54 % DES MÉDECINS FEMMES ONT ÉTÉ VICTIMES DE VIOLENCES SEXISTES ET SEXUELLES
Les professionnels de santé, notamment les étudiantes en santé, rencontrent de nombreuses difficultés dans leur parcours. « 60 % des femmes réussissent le concours de médecine, mais dans les services hospitaliers, en 2024, ce sont encore majoritairement les hommes qui sont chefs de service ou PU-PH, a dénoncé Maïssa Boukerrou, présidente du Syndicat représentatif parisien des internes de médecine générale. Il n’y a pas de femmes, il n’y a pas de vraie transformation. » De même que certaines idées persistent concernant des spécialités médicales dont certaines seraient « plus féminines » que d’autres, notamment la médecine générale « supposée permettre plus de flexibilité pour notre vie de famille, a-t-elle souligné. Si l’on veut devenir chirurgienne, on nous fait bien comprendre que notre vie privée va en être impactée ! » Les ambiances carabines sont également encore très présentes, notamment dans les blocs opératoires avec « des blagues sexistes placées sous le coup de “blagounettes” pour les minimiser, a poursuivi Maïssa Boukerrou. Face à ces situations, les femmes rencontrent des difficultés pour trouver leur place. » Parfois, la réalité de certaines devient encore plus sombre : d’après une étude du Conseil national de l’Ordre des médecins (Cnom) de novembre 2024, 54 % des médecins femmes ont déjà été victimes de violences sexistes et sexuelles. De même que 48 % des femmes médecins en ont été victimes, dans le cadre de leur parcours étudiant : 44 % ont subi des outrages sexistes et sexuels, 16 % du harcèlement sexuel, 8 % des agressions sexuelles et 1 % un viol. L'Ordre national des infirmiers vient de présenter des chiffres similaires. Alors comment agir ?
★ ★ ★ ★
## Consigne
Rédigez la suite du texte sur les violences sexistes et sexuelles subies par les femmes médecins, en enchaînant directement après sa dernière phrase, « Alors comment agir ? ». Les items présentés ci-dessous ne sont pas utiles pour ce travail.
★ ★ ★ ★
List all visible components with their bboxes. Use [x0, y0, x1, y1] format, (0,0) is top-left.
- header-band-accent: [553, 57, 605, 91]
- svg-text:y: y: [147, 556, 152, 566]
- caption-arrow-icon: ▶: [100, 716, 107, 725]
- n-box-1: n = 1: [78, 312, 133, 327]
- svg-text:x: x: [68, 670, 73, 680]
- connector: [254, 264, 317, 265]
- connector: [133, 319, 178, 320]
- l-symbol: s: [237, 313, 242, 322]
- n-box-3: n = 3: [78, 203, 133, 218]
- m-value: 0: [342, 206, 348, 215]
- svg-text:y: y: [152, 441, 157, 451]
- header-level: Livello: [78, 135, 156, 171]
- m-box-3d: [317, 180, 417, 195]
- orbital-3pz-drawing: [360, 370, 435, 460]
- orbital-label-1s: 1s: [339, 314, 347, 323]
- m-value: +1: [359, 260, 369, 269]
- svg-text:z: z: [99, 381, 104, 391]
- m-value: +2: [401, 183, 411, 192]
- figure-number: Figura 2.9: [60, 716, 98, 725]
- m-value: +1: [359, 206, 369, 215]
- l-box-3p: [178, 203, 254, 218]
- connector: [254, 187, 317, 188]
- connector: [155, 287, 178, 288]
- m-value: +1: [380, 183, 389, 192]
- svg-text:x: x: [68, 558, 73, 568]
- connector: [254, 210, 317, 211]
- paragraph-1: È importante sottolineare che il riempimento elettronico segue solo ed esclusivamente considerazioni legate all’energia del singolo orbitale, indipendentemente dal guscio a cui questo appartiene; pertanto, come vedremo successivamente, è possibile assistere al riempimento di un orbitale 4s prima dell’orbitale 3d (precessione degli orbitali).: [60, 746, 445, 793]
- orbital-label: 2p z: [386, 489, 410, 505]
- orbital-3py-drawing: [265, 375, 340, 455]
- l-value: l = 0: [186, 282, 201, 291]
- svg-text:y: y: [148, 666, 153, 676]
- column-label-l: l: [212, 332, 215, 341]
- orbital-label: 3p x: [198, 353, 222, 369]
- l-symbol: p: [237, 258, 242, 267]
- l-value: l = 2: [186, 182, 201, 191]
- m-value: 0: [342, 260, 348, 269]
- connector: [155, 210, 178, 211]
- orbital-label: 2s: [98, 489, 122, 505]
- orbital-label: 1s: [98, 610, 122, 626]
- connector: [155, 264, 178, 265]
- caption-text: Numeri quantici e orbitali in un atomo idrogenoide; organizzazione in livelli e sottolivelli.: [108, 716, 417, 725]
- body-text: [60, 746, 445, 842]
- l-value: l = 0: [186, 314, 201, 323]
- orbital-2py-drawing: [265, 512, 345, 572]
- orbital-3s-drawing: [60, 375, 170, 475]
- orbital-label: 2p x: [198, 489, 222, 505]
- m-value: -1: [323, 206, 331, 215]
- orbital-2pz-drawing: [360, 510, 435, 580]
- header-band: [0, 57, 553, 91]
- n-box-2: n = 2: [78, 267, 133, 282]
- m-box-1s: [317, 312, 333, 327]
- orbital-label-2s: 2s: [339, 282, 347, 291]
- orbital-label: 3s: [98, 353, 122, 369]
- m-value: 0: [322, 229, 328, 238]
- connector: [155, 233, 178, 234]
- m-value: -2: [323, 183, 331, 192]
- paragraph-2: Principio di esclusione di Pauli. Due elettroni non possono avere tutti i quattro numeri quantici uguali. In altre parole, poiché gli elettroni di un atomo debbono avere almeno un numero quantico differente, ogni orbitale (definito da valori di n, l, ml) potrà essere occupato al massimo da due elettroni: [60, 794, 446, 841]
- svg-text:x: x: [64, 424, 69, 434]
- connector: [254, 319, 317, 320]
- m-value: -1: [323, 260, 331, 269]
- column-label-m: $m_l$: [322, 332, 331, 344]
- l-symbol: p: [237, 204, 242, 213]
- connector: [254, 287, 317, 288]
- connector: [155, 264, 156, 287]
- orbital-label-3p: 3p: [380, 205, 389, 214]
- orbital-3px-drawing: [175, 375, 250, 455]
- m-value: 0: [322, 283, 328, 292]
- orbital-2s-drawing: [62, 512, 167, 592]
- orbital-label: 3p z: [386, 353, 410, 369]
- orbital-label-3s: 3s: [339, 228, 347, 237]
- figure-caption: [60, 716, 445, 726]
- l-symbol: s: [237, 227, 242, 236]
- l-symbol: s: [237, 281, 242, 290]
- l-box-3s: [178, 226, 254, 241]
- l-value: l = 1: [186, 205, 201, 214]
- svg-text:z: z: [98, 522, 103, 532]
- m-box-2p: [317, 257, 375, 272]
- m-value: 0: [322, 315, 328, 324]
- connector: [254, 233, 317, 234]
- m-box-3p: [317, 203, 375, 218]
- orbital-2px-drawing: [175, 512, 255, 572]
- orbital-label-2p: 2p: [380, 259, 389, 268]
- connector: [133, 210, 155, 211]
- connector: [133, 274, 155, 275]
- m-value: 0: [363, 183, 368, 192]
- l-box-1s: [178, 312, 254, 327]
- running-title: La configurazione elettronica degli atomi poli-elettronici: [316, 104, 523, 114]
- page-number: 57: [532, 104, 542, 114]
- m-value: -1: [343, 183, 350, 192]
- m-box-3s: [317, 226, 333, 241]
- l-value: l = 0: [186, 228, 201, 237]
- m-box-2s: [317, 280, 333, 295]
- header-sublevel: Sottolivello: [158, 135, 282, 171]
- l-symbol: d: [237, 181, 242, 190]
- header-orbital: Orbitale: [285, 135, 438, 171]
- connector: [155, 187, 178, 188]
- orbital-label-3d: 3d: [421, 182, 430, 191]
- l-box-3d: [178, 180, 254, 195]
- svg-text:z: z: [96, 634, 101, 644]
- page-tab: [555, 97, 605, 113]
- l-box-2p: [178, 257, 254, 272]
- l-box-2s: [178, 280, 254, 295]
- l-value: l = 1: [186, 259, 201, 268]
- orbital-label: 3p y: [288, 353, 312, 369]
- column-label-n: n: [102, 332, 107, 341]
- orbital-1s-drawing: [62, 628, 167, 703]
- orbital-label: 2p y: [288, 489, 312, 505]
★ ★ ★ ★
## Réponse attendue
DES ACTIONS CONCRÈTES
Certaines entreprises agissent sur plusieurs plans pour lutter contre toutes formes de violences et d’inégalités. Au sein du groupe MGEN par exemple, un plan d’actions pour lutter contre le sexisme et le harcèlement sexuel a été mis en place en 2023, ainsi que préalablement, un plan d’actions égalité homme-femme. « Aujourd’hui, nous avons un index salarial d’égalité professionnelle de 98/100, et notre comité de direction affiche un taux de féminisation à 55 % alors qu’il était de 14 % en 2020 », s’est félicitée Sofia Lopes, directrice développement Ressources humaines.
De son côté, l’AP-HP a mis en place en septembre 2021, une cellule permettant de recueillir, orienter et traiter les signalements concernant des actes de violences verbales, physiques ou morales, d’agissements sexuels et sexistes, de harcèlement moral ou de discriminations. Cette cellule, qui peut être saisie par tout professionnel de l’AP-HP qui serait victime ou aurait connaissance de tels agissements, fonctionne en lien avec les facultés de santé d’Île-de-France et complète les dispositifs préexistants dans les 38 hôpitaux de l'AP-HP. « Nous avons également organisé une campagne de prévention, afin de censurer les comportements et faire en sorte que certains arrêtent de banaliser des propos », a fait savoir Piérelle Boursaly, adjointe à la directrice du département santé, qualité de vie et conditions de travail de la DRH/Direction des affaires médicales (DAM) à l’AP-HP. Au 1er octobre 2024, 153 signalements avaient été effectués. Désormais, l’AP-HP travaille sur des actions de formation dédiées sur le sujet.